### Written task
Can you output the records below exactly as they are written?

begin Given data

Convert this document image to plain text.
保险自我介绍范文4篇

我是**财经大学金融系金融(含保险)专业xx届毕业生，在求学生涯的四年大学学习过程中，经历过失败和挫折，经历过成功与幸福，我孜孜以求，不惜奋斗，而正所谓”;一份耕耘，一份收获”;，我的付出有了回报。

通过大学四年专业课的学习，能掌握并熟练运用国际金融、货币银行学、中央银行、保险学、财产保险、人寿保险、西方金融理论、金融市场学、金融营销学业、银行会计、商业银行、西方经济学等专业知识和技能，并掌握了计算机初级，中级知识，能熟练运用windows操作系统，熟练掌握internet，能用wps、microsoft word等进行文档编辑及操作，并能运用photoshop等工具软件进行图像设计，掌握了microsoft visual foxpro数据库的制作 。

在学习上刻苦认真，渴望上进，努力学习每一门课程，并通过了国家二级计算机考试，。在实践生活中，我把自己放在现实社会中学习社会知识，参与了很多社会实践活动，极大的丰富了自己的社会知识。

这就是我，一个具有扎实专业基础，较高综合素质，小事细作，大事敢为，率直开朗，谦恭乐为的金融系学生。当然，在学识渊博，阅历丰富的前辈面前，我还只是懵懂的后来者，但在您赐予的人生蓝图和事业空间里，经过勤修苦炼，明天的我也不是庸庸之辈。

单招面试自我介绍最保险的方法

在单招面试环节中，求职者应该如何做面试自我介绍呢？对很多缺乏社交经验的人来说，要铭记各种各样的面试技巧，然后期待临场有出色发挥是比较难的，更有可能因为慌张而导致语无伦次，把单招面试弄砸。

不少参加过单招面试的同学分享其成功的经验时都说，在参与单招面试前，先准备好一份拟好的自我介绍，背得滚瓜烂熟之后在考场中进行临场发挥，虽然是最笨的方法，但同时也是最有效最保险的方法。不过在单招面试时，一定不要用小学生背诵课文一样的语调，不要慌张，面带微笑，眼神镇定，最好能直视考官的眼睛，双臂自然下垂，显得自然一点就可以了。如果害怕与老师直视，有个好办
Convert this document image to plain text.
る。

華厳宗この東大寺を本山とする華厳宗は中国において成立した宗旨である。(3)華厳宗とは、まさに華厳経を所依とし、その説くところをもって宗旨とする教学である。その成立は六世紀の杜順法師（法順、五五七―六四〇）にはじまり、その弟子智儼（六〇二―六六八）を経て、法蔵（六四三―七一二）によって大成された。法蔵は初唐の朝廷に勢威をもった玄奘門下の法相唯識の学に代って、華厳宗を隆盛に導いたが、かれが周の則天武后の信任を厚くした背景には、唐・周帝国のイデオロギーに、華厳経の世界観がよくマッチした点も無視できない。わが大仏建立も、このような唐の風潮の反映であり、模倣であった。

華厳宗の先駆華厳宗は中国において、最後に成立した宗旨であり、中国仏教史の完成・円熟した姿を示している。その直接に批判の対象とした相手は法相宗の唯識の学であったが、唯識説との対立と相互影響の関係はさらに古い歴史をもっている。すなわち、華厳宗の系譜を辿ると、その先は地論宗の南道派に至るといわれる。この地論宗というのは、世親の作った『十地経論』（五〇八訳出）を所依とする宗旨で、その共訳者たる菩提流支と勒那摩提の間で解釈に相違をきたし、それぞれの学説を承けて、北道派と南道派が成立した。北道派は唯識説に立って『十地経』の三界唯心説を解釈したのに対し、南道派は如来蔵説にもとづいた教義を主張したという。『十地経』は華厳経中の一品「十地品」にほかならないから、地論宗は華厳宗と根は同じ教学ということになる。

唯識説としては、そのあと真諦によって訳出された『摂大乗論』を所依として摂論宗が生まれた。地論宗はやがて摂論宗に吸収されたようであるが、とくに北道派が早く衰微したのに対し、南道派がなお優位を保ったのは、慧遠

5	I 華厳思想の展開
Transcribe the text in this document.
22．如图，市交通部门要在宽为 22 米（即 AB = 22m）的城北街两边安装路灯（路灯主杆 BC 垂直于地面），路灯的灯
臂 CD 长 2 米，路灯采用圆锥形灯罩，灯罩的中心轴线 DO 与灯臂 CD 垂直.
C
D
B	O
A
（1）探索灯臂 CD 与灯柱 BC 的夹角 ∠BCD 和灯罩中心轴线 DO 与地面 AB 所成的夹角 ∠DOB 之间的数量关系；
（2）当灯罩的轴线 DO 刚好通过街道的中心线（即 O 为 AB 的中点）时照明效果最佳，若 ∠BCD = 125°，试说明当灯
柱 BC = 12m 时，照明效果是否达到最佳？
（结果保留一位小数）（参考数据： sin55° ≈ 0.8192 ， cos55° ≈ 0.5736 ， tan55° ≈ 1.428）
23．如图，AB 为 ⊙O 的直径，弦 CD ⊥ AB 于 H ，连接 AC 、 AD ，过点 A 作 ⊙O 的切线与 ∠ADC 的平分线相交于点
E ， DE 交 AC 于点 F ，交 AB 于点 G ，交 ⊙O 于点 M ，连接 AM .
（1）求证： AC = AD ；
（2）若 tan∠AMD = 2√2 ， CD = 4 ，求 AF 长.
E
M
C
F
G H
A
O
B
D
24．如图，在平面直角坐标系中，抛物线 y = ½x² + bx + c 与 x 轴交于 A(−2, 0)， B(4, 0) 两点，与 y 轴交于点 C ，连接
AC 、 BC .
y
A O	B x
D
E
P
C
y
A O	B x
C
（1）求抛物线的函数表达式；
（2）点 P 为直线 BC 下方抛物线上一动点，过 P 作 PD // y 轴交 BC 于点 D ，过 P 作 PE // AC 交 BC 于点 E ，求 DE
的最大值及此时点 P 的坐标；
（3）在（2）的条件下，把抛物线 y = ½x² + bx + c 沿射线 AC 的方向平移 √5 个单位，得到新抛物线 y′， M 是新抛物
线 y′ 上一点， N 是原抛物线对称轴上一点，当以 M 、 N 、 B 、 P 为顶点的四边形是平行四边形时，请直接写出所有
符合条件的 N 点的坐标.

end Given data

### Response below
Convert this document image to plain text.
保险自我介绍范文4篇

我是**财经大学金融系金融(含保险)专业xx届毕业生，在求学生涯的四年大学学习过程中，经历过失败和挫折，经历过成功与幸福，我孜孜以求，不惜奋斗，而正所谓”;一份耕耘，一份收获”;，我的付出有了回报。

通过大学四年专业课的学习，能掌握并熟练运用国际金融、货币银行学、中央银行、保险学、财产保险、人寿保险、西方金融理论、金融市场学、金融营销学业、银行会计、商业银行、西方经济学等专业知识和技能，并掌握了计算机初级，中级知识，能熟练运用windows操作系统，熟练掌握internet，能用wps、microsoft word等进行文档编辑及操作，并能运用photoshop等工具软件进行图像设计，掌握了microsoft visual foxpro数据库的制作 。

在学习上刻苦认真，渴望上进，努力学习每一门课程，并通过了国家二级计算机考试，。在实践生活中，我把自己放在现实社会中学习社会知识，参与了很多社会实践活动，极大的丰富了自己的社会知识。

这就是我，一个具有扎实专业基础，较高综合素质，小事细作，大事敢为，率直开朗，谦恭乐为的金融系学生。当然，在学识渊博，阅历丰富的前辈面前，我还只是懵懂的后来者，但在您赐予的人生蓝图和事业空间里，经过勤修苦炼，明天的我也不是庸庸之辈。

单招面试自我介绍最保险的方法

在单招面试环节中，求职者应该如何做面试自我介绍呢？对很多缺乏社交经验的人来说，要铭记各种各样的面试技巧，然后期待临场有出色发挥是比较难的，更有可能因为慌张而导致语无伦次，把单招面试弄砸。

不少参加过单招面试的同学分享其成功的经验时都说，在参与单招面试前，先准备好一份拟好的自我介绍，背得滚瓜烂熟之后在考场中进行临场发挥，虽然是最笨的方法，但同时也是最有效最保险的方法。不过在单招面试时，一定不要用小学生背诵课文一样的语调，不要慌张，面带微笑，眼神镇定，最好能直视考官的眼睛，双臂自然下垂，显得自然一点就可以了。如果害怕与老师直视，有个好办
Convert this document image to plain text.
る。

華厳宗この東大寺を本山とする華厳宗は中国において成立した宗旨である。(3)華厳宗とは、まさに華厳経を所依とし、その説くところをもって宗旨とする教学である。その成立は六世紀の杜順法師（法順、五五七―六四〇）にはじまり、その弟子智儼（六〇二―六六八）を経て、法蔵（六四三―七一二）によって大成された。法蔵は初唐の朝廷に勢威をもった玄奘門下の法相唯識の学に代って、華厳宗を隆盛に導いたが、かれが周の則天武后の信任を厚くした背景には、唐・周帝国のイデオロギーに、華厳経の世界観がよくマッチした点も無視できない。わが大仏建立も、このような唐の風潮の反映であり、模倣であった。

華厳宗の先駆華厳宗は中国において、最後に成立した宗旨であり、中国仏教史の完成・円熟した姿を示している。その直接に批判の対象とした相手は法相宗の唯識の学であったが、唯識説との対立と相互影響の関係はさらに古い歴史をもっている。すなわち、華厳宗の系譜を辿ると、その先は地論宗の南道派に至るといわれる。この地論宗というのは、世親の作った『十地経論』（五〇八訳出）を所依とする宗旨で、その共訳者たる菩提流支と勒那摩提の間で解釈に相違をきたし、それぞれの学説を承けて、北道派と南道派が成立した。北道派は唯識説に立って『十地経』の三界唯心説を解釈したのに対し、南道派は如来蔵説にもとづいた教義を主張したという。『十地経』は華厳経中の一品「十地品」にほかならないから、地論宗は華厳宗と根は同じ教学ということになる。

唯識説としては、そのあと真諦によって訳出された『摂大乗論』を所依として摂論宗が生まれた。地論宗はやがて摂論宗に吸収されたようであるが、とくに北道派が早く衰微したのに対し、南道派がなお優位を保ったのは、慧遠

5	I 華厳思想の展開
Transcribe the text in this document.
22．如图，市交通部门要在宽为 22 米（即 AB = 22m）的城北街两边安装路灯（路灯主杆 BC 垂直于地面），路灯的灯
臂 CD 长 2 米，路灯采用圆锥形灯罩，灯罩的中心轴线 DO 与灯臂 CD 垂直.
C
D
B	O
A
（1）探索灯臂 CD 与灯柱 BC 的夹角 ∠BCD 和灯罩中心轴线 DO 与地面 AB 所成的夹角 ∠DOB 之间的数量关系；
（2）当灯罩的轴线 DO 刚好通过街道的中心线（即 O 为 AB 的中点）时照明效果最佳，若 ∠BCD = 125°，试说明当灯
柱 BC = 12m 时，照明效果是否达到最佳？
（结果保留一位小数）（参考数据： sin55° ≈ 0.8192 ， cos55° ≈ 0.5736 ， tan55° ≈ 1.428）
23．如图，AB 为 ⊙O 的直径，弦 CD ⊥ AB 于 H ，连接 AC 、 AD ，过点 A 作 ⊙O 的切线与 ∠ADC 的平分线相交于点
E ， DE 交 AC 于点 F ，交 AB 于点 G ，交 ⊙O 于点 M ，连接 AM .
（1）求证： AC = AD ；
（2）若 tan∠AMD = 2√2 ， CD = 4 ，求 AF 长.
E
M
C
F
G H
A
O
B
D
24．如图，在平面直角坐标系中，抛物线 y = ½x² + bx + c 与 x 轴交于 A(−2, 0)， B(4, 0) 两点，与 y 轴交于点 C ，连接
AC 、 BC .
y
A O	B x
D
E
P
C
y
A O	B x
C
（1）求抛物线的函数表达式；
（2）点 P 为直线 BC 下方抛物线上一动点，过 P 作 PD // y 轴交 BC 于点 D ，过 P 作 PE // AC 交 BC 于点 E ，求 DE
的最大值及此时点 P 的坐标；
（3）在（2）的条件下，把抛物线 y = ½x² + bx + c 沿射线 AC 的方向平移 √5 个单位，得到新抛物线 y′， M 是新抛物
线 y′ 上一点， N 是原抛物线对称轴上一点，当以 M 、 N 、 B 、 P 为顶点的四边形是平行四边形时，请直接写出所有
符合条件的 N 点的坐标.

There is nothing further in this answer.